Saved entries
---------------
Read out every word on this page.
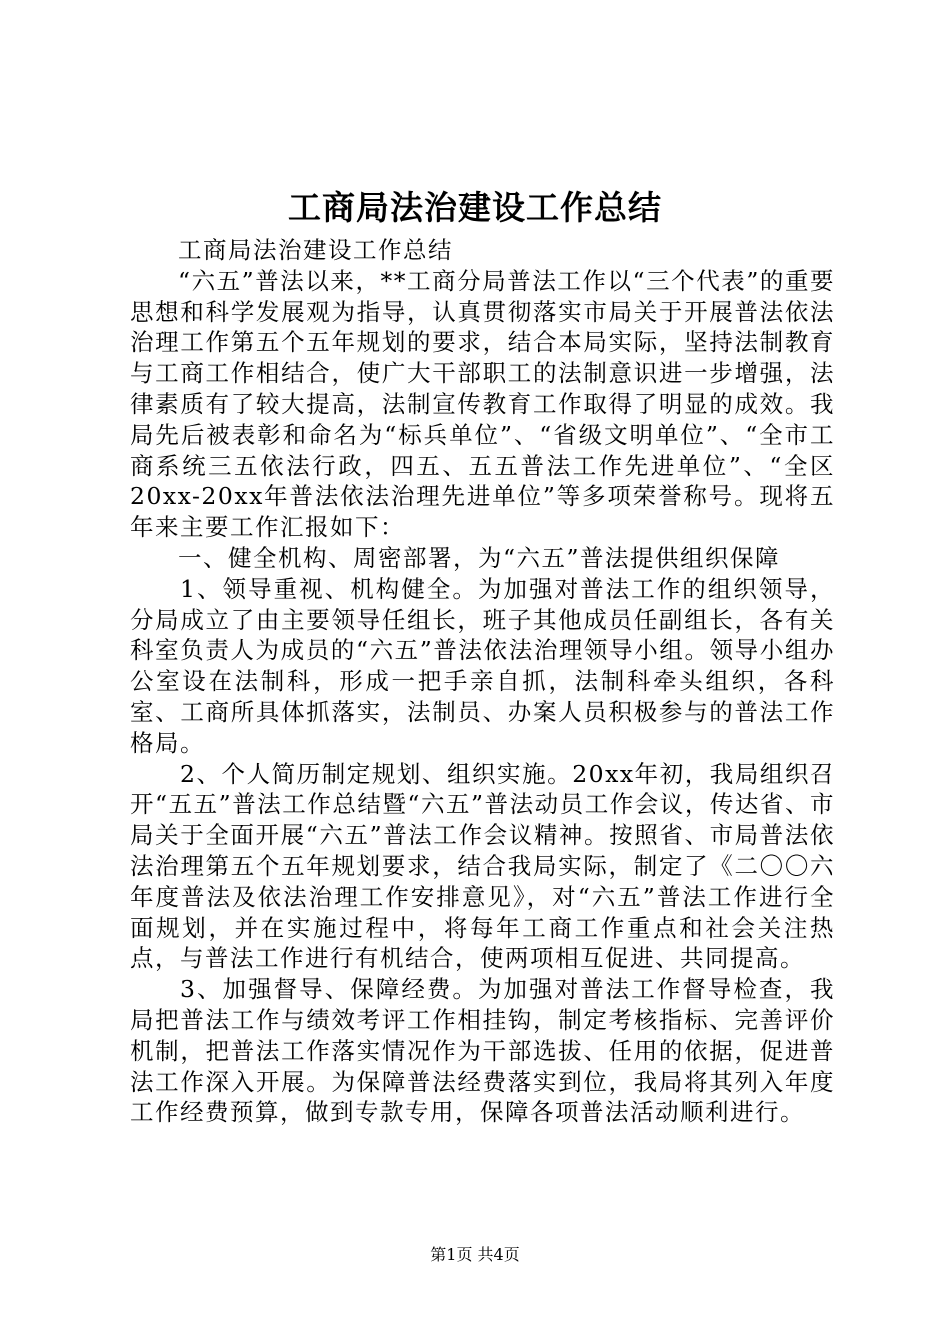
工商局法治建设工作总结

工商局法治建设工作总结

“六五”普法以来，**工商分局普法工作以“三个代表”的重要思想和科学发展观为指导，认真贯彻落实市局关于开展普法依法治理工作第五个五年规划的要求，结合本局实际，坚持法制教育与工商工作相结合，使广大干部职工的法制意识进一步增强，法律素质有了较大提高，法制宣传教育工作取得了明显的成效。我局先后被表彰和命名为“标兵单位”、“省级文明单位”、“全市工商系统三五依法行政，四五、五五普法工作先进单位”、“全区20xx-20xx年普法依法治理先进单位”等多项荣誉称号。现将五年来主要工作汇报如下：

一、健全机构、周密部署，为“六五”普法提供组织保障

1、领导重视、机构健全。为加强对普法工作的组织领导，分局成立了由主要领导任组长，班子其他成员任副组长，各有关科室负责人为成员的“六五”普法依法治理领导小组。领导小组办公室设在法制科，形成一把手亲自抓，法制科牵头组织，各科室、工商所具体抓落实，法制员、办案人员积极参与的普法工作格局。

2、个人简历制定规划、组织实施。20xx年初，我局组织召开“五五”普法工作总结暨“六五”普法动员工作会议，传达省、市局关于全面开展“六五”普法工作会议精神。按照省、市局普法依法治理第五个五年规划要求，结合我局实际，制定了《二〇〇六年度普法及依法治理工作安排意见》，对“六五”普法工作进行全面规划，并在实施过程中，将每年工商工作重点和社会关注热点，与普法工作进行有机结合，使两项相互促进、共同提高。

3、加强督导、保障经费。为加强对普法工作督导检查，我局把普法工作与绩效考评工作相挂钩，制定考核指标、完善评价机制，把普法工作落实情况作为干部选拔、任用的依据，促进普法工作深入开展。为保障普法经费落实到位，我局将其列入年度工作经费预算，做到专款专用，保障各项普法活动顺利进行。

第1页 共4页
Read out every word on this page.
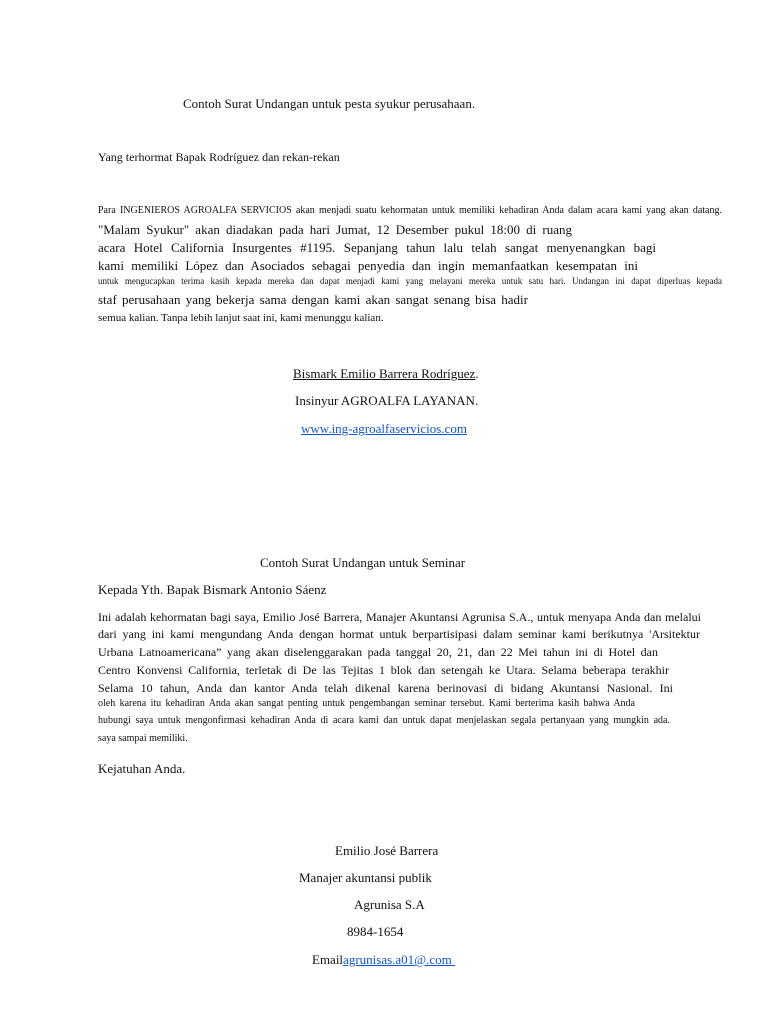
Contoh Surat Undangan untuk pesta syukur perusahaan.
Yang terhormat Bapak Rodríguez dan rekan-rekan
Para INGENIEROS AGROALFA SERVICIOS akan menjadi suatu kehormatan untuk memiliki kehadiran Anda dalam acara kami yang akan datang.
"Malam Syukur" akan diadakan pada hari Jumat, 12 Desember pukul 18:00 di ruang
acara Hotel California Insurgentes #1195. Sepanjang tahun lalu telah sangat menyenangkan bagi
kami memiliki López dan Asociados sebagai penyedia dan ingin memanfaatkan kesempatan ini
untuk mengucapkan terima kasih kepada mereka dan dapat menjadi kami yang melayani mereka untuk satu hari. Undangan ini dapat diperluas kepada
staf perusahaan yang bekerja sama dengan kami akan sangat senang bisa hadir
semua kalian. Tanpa lebih lanjut saat ini, kami menunggu kalian.
Bismark Emilio Barrera Rodríguez.
Insinyur AGROALFA LAYANAN.
www.ing-agroalfaservicios.com
Contoh Surat Undangan untuk Seminar
Kepada Yth. Bapak Bismark Antonio Sáenz
Ini adalah kehormatan bagi saya, Emilio José Barrera, Manajer Akuntansi Agrunisa S.A., untuk menyapa Anda dan melalui
dari yang ini kami mengundang Anda dengan hormat untuk berpartisipasi dalam seminar kami berikutnya 'Arsitektur
Urbana Latnoamericana” yang akan diselenggarakan pada tanggal 20, 21, dan 22 Mei tahun ini di Hotel dan
Centro Konvensi California, terletak di De las Tejitas 1 blok dan setengah ke Utara. Selama beberapa terakhir
Selama 10 tahun, Anda dan kantor Anda telah dikenal karena berinovasi di bidang Akuntansi Nasional. Ini
oleh karena itu kehadiran Anda akan sangat penting untuk pengembangan seminar tersebut. Kami berterima kasih bahwa Anda
hubungi saya untuk mengonfirmasi kehadiran Anda di acara kami dan untuk dapat menjelaskan segala pertanyaan yang mungkin ada.
saya sampai memiliki.
Kejatuhan Anda.
Emilio José Barrera
Manajer akuntansi publik
Agrunisa S.A
8984-1654
Emailagrunisas.a01@.com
---------------
◆ **What the exercise asks**: Pick out the lines containing the string "José" and show them.

◆ **Full response**:
Ini adalah kehormatan bagi saya, Emilio José Barrera, Manajer Akuntansi Agrunisa S.A., untuk menyapa Anda dan melalui
Emilio José Barrera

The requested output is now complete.